What is being asked
Please quote the material exactly, every line of it.
+---+
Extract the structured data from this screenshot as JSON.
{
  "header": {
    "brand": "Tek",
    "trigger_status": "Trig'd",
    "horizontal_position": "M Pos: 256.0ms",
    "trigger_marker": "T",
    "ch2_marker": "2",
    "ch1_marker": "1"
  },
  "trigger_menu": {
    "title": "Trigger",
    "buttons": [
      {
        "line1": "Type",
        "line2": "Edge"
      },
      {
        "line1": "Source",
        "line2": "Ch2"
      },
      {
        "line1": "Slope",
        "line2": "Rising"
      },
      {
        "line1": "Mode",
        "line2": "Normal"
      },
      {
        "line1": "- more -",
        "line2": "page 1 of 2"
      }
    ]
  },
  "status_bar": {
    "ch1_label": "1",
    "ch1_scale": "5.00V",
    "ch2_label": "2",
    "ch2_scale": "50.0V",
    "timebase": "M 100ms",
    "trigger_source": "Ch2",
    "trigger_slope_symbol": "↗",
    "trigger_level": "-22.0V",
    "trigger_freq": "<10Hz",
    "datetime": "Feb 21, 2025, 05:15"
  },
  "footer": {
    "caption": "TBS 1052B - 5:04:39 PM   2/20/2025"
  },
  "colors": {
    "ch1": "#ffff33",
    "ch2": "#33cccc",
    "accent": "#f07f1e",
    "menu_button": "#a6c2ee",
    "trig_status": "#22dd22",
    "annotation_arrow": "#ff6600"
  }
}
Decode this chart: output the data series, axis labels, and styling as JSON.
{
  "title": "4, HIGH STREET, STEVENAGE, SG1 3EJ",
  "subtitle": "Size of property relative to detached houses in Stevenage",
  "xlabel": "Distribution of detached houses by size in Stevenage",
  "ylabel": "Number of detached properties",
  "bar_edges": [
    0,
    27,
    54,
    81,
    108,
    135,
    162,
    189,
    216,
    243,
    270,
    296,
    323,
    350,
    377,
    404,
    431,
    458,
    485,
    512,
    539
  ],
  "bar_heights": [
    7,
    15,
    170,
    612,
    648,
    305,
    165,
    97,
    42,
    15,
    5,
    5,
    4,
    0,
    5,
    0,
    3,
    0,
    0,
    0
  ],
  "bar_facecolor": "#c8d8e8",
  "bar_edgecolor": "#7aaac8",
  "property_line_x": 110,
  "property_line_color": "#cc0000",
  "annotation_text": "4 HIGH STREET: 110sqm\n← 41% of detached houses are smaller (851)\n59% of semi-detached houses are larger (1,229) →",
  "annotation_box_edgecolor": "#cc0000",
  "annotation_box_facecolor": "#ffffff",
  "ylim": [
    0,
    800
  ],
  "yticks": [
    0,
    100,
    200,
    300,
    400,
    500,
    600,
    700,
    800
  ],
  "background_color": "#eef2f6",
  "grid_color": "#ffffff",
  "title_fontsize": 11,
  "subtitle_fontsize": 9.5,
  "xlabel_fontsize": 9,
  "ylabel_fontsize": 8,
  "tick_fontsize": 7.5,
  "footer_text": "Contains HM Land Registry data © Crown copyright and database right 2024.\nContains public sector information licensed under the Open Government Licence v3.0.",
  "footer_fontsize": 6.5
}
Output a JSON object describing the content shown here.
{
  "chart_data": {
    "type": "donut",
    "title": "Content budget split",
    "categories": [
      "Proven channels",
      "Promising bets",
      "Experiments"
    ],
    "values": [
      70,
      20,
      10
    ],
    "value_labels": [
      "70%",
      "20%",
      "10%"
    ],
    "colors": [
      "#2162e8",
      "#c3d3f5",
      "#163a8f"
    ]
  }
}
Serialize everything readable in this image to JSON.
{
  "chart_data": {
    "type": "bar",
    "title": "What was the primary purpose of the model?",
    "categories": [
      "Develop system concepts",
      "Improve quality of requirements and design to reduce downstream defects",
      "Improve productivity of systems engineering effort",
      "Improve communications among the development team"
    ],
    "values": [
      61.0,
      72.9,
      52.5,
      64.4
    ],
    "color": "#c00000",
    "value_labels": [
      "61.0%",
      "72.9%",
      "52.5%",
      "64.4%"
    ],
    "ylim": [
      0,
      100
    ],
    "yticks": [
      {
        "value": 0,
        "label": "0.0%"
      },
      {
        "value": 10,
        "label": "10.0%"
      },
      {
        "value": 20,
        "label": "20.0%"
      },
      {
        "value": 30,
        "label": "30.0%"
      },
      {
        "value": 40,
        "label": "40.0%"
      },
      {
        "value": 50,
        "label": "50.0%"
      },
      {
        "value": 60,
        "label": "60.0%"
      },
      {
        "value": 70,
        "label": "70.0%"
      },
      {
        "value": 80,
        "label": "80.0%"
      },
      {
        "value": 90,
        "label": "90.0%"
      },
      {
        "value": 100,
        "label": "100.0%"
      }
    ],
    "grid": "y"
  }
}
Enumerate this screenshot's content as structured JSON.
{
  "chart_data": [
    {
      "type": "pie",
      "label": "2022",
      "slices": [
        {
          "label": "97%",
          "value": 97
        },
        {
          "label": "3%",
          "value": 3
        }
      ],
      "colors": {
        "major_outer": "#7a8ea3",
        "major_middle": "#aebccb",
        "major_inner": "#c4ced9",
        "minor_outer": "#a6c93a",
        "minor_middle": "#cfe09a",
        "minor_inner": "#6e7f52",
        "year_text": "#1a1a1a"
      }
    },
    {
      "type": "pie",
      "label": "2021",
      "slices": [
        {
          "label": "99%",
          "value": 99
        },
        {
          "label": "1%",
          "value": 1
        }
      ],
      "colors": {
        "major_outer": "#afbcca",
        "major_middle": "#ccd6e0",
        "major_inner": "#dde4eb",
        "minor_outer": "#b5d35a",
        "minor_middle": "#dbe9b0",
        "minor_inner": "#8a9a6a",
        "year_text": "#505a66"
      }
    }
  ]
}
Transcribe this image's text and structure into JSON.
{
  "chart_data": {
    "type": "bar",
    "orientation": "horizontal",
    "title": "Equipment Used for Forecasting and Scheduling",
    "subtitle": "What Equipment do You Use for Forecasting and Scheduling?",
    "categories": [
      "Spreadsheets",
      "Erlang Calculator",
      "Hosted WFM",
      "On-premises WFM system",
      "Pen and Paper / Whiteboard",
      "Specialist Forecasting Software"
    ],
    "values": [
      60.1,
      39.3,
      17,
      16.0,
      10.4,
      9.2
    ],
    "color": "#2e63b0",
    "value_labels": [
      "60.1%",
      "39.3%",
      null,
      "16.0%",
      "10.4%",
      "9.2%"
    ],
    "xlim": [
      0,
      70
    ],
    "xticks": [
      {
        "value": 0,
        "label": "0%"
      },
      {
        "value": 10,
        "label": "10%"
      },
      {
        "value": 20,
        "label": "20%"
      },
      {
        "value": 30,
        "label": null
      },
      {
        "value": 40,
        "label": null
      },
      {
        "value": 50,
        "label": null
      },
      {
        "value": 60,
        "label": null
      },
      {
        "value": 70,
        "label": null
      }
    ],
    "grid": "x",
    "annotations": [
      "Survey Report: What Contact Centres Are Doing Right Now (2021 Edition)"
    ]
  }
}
+---+
Task answer
Extract the structured data from this screenshot as JSON.
{
  "header": {
    "brand": "Tek",
    "trigger_status": "Trig'd",
    "horizontal_position": "M Pos: 256.0ms",
    "trigger_marker": "T",
    "ch2_marker": "2",
    "ch1_marker": "1"
  },
  "trigger_menu": {
    "title": "Trigger",
    "buttons": [
      {
        "line1": "Type",
        "line2": "Edge"
      },
      {
        "line1": "Source",
        "line2": "Ch2"
      },
      {
        "line1": "Slope",
        "line2": "Rising"
      },
      {
        "line1": "Mode",
        "line2": "Normal"
      },
      {
        "line1": "- more -",
        "line2": "page 1 of 2"
      }
    ]
  },
  "status_bar": {
    "ch1_label": "1",
    "ch1_scale": "5.00V",
    "ch2_label": "2",
    "ch2_scale": "50.0V",
    "timebase": "M 100ms",
    "trigger_source": "Ch2",
    "trigger_slope_symbol": "↗",
    "trigger_level": "-22.0V",
    "trigger_freq": "<10Hz",
    "datetime": "Feb 21, 2025, 05:15"
  },
  "footer": {
    "caption": "TBS 1052B - 5:04:39 PM   2/20/2025"
  },
  "colors": {
    "ch1": "#ffff33",
    "ch2": "#33cccc",
    "accent": "#f07f1e",
    "menu_button": "#a6c2ee",
    "trig_status": "#22dd22",
    "annotation_arrow": "#ff6600"
  }
}
Decode this chart: output the data series, axis labels, and styling as JSON.
{
  "title": "4, HIGH STREET, STEVENAGE, SG1 3EJ",
  "subtitle": "Size of property relative to detached houses in Stevenage",
  "xlabel": "Distribution of detached houses by size in Stevenage",
  "ylabel": "Number of detached properties",
  "bar_edges": [
    0,
    27,
    54,
    81,
    108,
    135,
    162,
    189,
    216,
    243,
    270,
    296,
    323,
    350,
    377,
    404,
    431,
    458,
    485,
    512,
    539
  ],
  "bar_heights": [
    7,
    15,
    170,
    612,
    648,
    305,
    165,
    97,
    42,
    15,
    5,
    5,
    4,
    0,
    5,
    0,
    3,
    0,
    0,
    0
  ],
  "bar_facecolor": "#c8d8e8",
  "bar_edgecolor": "#7aaac8",
  "property_line_x": 110,
  "property_line_color": "#cc0000",
  "annotation_text": "4 HIGH STREET: 110sqm\n← 41% of detached houses are smaller (851)\n59% of semi-detached houses are larger (1,229) →",
  "annotation_box_edgecolor": "#cc0000",
  "annotation_box_facecolor": "#ffffff",
  "ylim": [
    0,
    800
  ],
  "yticks": [
    0,
    100,
    200,
    300,
    400,
    500,
    600,
    700,
    800
  ],
  "background_color": "#eef2f6",
  "grid_color": "#ffffff",
  "title_fontsize": 11,
  "subtitle_fontsize": 9.5,
  "xlabel_fontsize": 9,
  "ylabel_fontsize": 8,
  "tick_fontsize": 7.5,
  "footer_text": "Contains HM Land Registry data © Crown copyright and database right 2024.\nContains public sector information licensed under the Open Government Licence v3.0.",
  "footer_fontsize": 6.5
}
Output a JSON object describing the content shown here.
{
  "chart_data": {
    "type": "donut",
    "title": "Content budget split",
    "categories": [
      "Proven channels",
      "Promising bets",
      "Experiments"
    ],
    "values": [
      70,
      20,
      10
    ],
    "value_labels": [
      "70%",
      "20%",
      "10%"
    ],
    "colors": [
      "#2162e8",
      "#c3d3f5",
      "#163a8f"
    ]
  }
}
Serialize everything readable in this image to JSON.
{
  "chart_data": {
    "type": "bar",
    "title": "What was the primary purpose of the model?",
    "categories": [
      "Develop system concepts",
      "Improve quality of requirements and design to reduce downstream defects",
      "Improve productivity of systems engineering effort",
      "Improve communications among the development team"
    ],
    "values": [
      61.0,
      72.9,
      52.5,
      64.4
    ],
    "color": "#c00000",
    "value_labels": [
      "61.0%",
      "72.9%",
      "52.5%",
      "64.4%"
    ],
    "ylim": [
      0,
      100
    ],
    "yticks": [
      {
        "value": 0,
        "label": "0.0%"
      },
      {
        "value": 10,
        "label": "10.0%"
      },
      {
        "value": 20,
        "label": "20.0%"
      },
      {
        "value": 30,
        "label": "30.0%"
      },
      {
        "value": 40,
        "label": "40.0%"
      },
      {
        "value": 50,
        "label": "50.0%"
      },
      {
        "value": 60,
        "label": "60.0%"
      },
      {
        "value": 70,
        "label": "70.0%"
      },
      {
        "value": 80,
        "label": "80.0%"
      },
      {
        "value": 90,
        "label": "90.0%"
      },
      {
        "value": 100,
        "label": "100.0%"
      }
    ],
    "grid": "y"
  }
}
Enumerate this screenshot's content as structured JSON.
{
  "chart_data": [
    {
      "type": "pie",
      "label": "2022",
      "slices": [
        {
          "label": "97%",
          "value": 97
        },
        {
          "label": "3%",
          "value": 3
        }
      ],
      "colors": {
        "major_outer": "#7a8ea3",
        "major_middle": "#aebccb",
        "major_inner": "#c4ced9",
        "minor_outer": "#a6c93a",
        "minor_middle": "#cfe09a",
        "minor_inner": "#6e7f52",
        "year_text": "#1a1a1a"
      }
    },
    {
      "type": "pie",
      "label": "2021",
      "slices": [
        {
          "label": "99%",
          "value": 99
        },
        {
          "label": "1%",
          "value": 1
        }
      ],
      "colors": {
        "major_outer": "#afbcca",
        "major_middle": "#ccd6e0",
        "major_inner": "#dde4eb",
        "minor_outer": "#b5d35a",
        "minor_middle": "#dbe9b0",
        "minor_inner": "#8a9a6a",
        "year_text": "#505a66"
      }
    }
  ]
}
Transcribe this image's text and structure into JSON.
{
  "chart_data": {
    "type": "bar",
    "orientation": "horizontal",
    "title": "Equipment Used for Forecasting and Scheduling",
    "subtitle": "What Equipment do You Use for Forecasting and Scheduling?",
    "categories": [
      "Spreadsheets",
      "Erlang Calculator",
      "Hosted WFM",
      "On-premises WFM system",
      "Pen and Paper / Whiteboard",
      "Specialist Forecasting Software"
    ],
    "values": [
      60.1,
      39.3,
      17,
      16.0,
      10.4,
      9.2
    ],
    "color": "#2e63b0",
    "value_labels": [
      "60.1%",
      "39.3%",
      null,
      "16.0%",
      "10.4%",
      "9.2%"
    ],
    "xlim": [
      0,
      70
    ],
    "xticks": [
      {
        "value": 0,
        "label": "0%"
      },
      {
        "value": 10,
        "label": "10%"
      },
      {
        "value": 20,
        "label": "20%"
      },
      {
        "value": 30,
        "label": null
      },
      {
        "value": 40,
        "label": null
      },
      {
        "value": 50,
        "label": null
      },
      {
        "value": 60,
        "label": null
      },
      {
        "value": 70,
        "label": null
      }
    ],
    "grid": "x",
    "annotations": [
      "Survey Report: What Contact Centres Are Doing Right Now (2021 Edition)"
    ]
  }
}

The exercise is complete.